(Records to process):

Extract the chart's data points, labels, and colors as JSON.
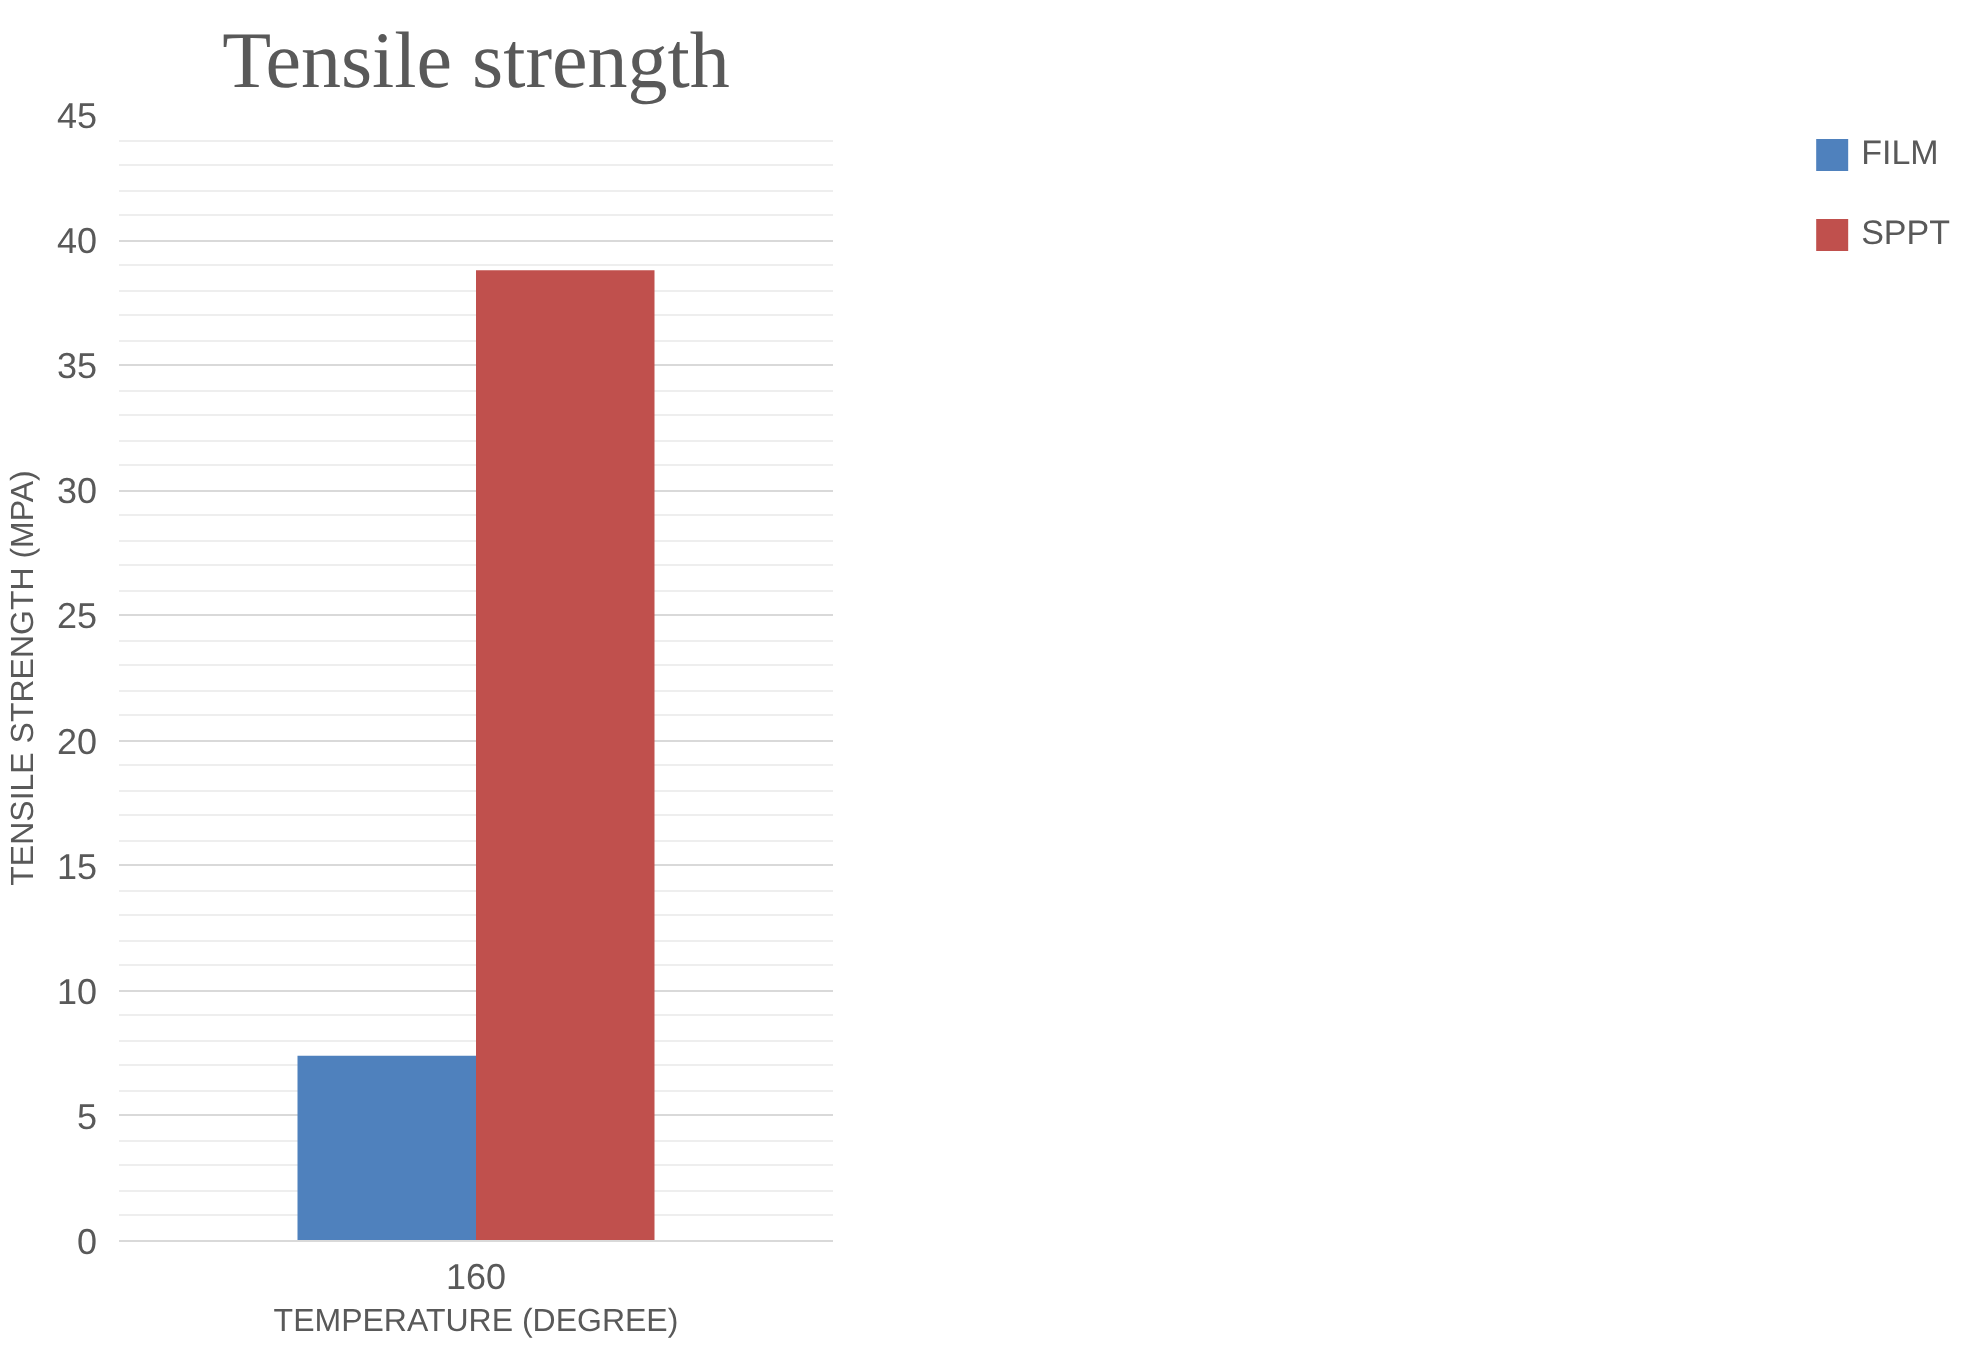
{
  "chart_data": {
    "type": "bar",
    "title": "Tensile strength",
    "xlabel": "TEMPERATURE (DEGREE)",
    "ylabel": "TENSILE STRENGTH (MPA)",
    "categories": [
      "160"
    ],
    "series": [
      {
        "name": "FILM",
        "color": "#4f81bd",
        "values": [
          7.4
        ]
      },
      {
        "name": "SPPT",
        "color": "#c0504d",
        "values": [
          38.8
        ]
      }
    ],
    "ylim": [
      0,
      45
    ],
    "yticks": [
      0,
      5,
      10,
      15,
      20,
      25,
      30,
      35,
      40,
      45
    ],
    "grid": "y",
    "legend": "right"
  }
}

(Direction):
In your copy of the listing above, reproduce each line exactly and omit all pictures.

(Final result):
Extract the chart's data points, labels, and colors as JSON.
{
  "chart_data": {
    "type": "bar",
    "title": "Tensile strength",
    "xlabel": "TEMPERATURE (DEGREE)",
    "ylabel": "TENSILE STRENGTH (MPA)",
    "categories": [
      "160"
    ],
    "series": [
      {
        "name": "FILM",
        "color": "#4f81bd",
        "values": [
          7.4
        ]
      },
      {
        "name": "SPPT",
        "color": "#c0504d",
        "values": [
          38.8
        ]
      }
    ],
    "ylim": [
      0,
      45
    ],
    "yticks": [
      0,
      5,
      10,
      15,
      20,
      25,
      30,
      35,
      40,
      45
    ],
    "grid": "y",
    "legend": "right"
  }
}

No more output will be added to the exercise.